**Work to be completed:** Reproduce all records exactly.

Collected data:
* * * * * * * * *
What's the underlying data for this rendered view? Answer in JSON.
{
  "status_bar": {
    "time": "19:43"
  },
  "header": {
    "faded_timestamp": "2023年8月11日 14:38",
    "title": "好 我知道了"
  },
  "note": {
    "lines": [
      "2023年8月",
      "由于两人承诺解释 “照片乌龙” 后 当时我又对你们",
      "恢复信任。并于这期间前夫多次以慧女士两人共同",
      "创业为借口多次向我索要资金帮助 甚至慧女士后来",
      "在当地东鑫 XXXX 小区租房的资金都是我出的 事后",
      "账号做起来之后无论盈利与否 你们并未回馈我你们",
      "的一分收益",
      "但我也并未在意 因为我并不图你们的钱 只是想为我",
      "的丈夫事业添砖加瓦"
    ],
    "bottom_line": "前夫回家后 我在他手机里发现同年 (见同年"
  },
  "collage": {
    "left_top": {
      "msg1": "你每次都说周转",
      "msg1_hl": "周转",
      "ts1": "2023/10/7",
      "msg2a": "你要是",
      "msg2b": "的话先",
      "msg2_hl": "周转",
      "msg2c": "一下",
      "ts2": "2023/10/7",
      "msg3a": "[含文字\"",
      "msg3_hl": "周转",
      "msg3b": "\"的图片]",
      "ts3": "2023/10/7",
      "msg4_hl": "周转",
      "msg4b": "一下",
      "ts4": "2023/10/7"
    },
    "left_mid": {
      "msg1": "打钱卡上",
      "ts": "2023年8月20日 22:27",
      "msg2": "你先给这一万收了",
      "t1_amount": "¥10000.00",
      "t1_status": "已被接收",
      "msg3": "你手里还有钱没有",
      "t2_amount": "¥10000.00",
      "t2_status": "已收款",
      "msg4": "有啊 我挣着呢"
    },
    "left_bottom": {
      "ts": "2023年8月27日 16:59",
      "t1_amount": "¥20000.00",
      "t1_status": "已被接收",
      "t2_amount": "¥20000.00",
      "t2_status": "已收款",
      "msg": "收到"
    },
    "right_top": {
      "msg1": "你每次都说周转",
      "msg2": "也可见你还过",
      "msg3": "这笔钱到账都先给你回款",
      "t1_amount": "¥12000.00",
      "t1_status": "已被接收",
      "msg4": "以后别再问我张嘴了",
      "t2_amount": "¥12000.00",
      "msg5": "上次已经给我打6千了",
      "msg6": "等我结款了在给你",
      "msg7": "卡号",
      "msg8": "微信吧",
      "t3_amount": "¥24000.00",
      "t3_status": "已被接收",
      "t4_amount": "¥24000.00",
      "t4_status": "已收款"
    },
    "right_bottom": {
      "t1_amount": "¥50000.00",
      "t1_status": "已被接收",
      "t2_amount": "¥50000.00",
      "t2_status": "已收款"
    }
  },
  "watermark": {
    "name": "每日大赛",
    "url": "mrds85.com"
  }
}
* * * * * * * * *
**Response to this exercise:**
What's the underlying data for this rendered view? Answer in JSON.
{
  "status_bar": {
    "time": "19:43"
  },
  "header": {
    "faded_timestamp": "2023年8月11日 14:38",
    "title": "好 我知道了"
  },
  "note": {
    "lines": [
      "2023年8月",
      "由于两人承诺解释 “照片乌龙” 后 当时我又对你们",
      "恢复信任。并于这期间前夫多次以慧女士两人共同",
      "创业为借口多次向我索要资金帮助 甚至慧女士后来",
      "在当地东鑫 XXXX 小区租房的资金都是我出的 事后",
      "账号做起来之后无论盈利与否 你们并未回馈我你们",
      "的一分收益",
      "但我也并未在意 因为我并不图你们的钱 只是想为我",
      "的丈夫事业添砖加瓦"
    ],
    "bottom_line": "前夫回家后 我在他手机里发现同年 (见同年"
  },
  "collage": {
    "left_top": {
      "msg1": "你每次都说周转",
      "msg1_hl": "周转",
      "ts1": "2023/10/7",
      "msg2a": "你要是",
      "msg2b": "的话先",
      "msg2_hl": "周转",
      "msg2c": "一下",
      "ts2": "2023/10/7",
      "msg3a": "[含文字\"",
      "msg3_hl": "周转",
      "msg3b": "\"的图片]",
      "ts3": "2023/10/7",
      "msg4_hl": "周转",
      "msg4b": "一下",
      "ts4": "2023/10/7"
    },
    "left_mid": {
      "msg1": "打钱卡上",
      "ts": "2023年8月20日 22:27",
      "msg2": "你先给这一万收了",
      "t1_amount": "¥10000.00",
      "t1_status": "已被接收",
      "msg3": "你手里还有钱没有",
      "t2_amount": "¥10000.00",
      "t2_status": "已收款",
      "msg4": "有啊 我挣着呢"
    },
    "left_bottom": {
      "ts": "2023年8月27日 16:59",
      "t1_amount": "¥20000.00",
      "t1_status": "已被接收",
      "t2_amount": "¥20000.00",
      "t2_status": "已收款",
      "msg": "收到"
    },
    "right_top": {
      "msg1": "你每次都说周转",
      "msg2": "也可见你还过",
      "msg3": "这笔钱到账都先给你回款",
      "t1_amount": "¥12000.00",
      "t1_status": "已被接收",
      "msg4": "以后别再问我张嘴了",
      "t2_amount": "¥12000.00",
      "msg5": "上次已经给我打6千了",
      "msg6": "等我结款了在给你",
      "msg7": "卡号",
      "msg8": "微信吧",
      "t3_amount": "¥24000.00",
      "t3_status": "已被接收",
      "t4_amount": "¥24000.00",
      "t4_status": "已收款"
    },
    "right_bottom": {
      "t1_amount": "¥50000.00",
      "t1_status": "已被接收",
      "t2_amount": "¥50000.00",
      "t2_status": "已收款"
    }
  },
  "watermark": {
    "name": "每日大赛",
    "url": "mrds85.com"
  }
}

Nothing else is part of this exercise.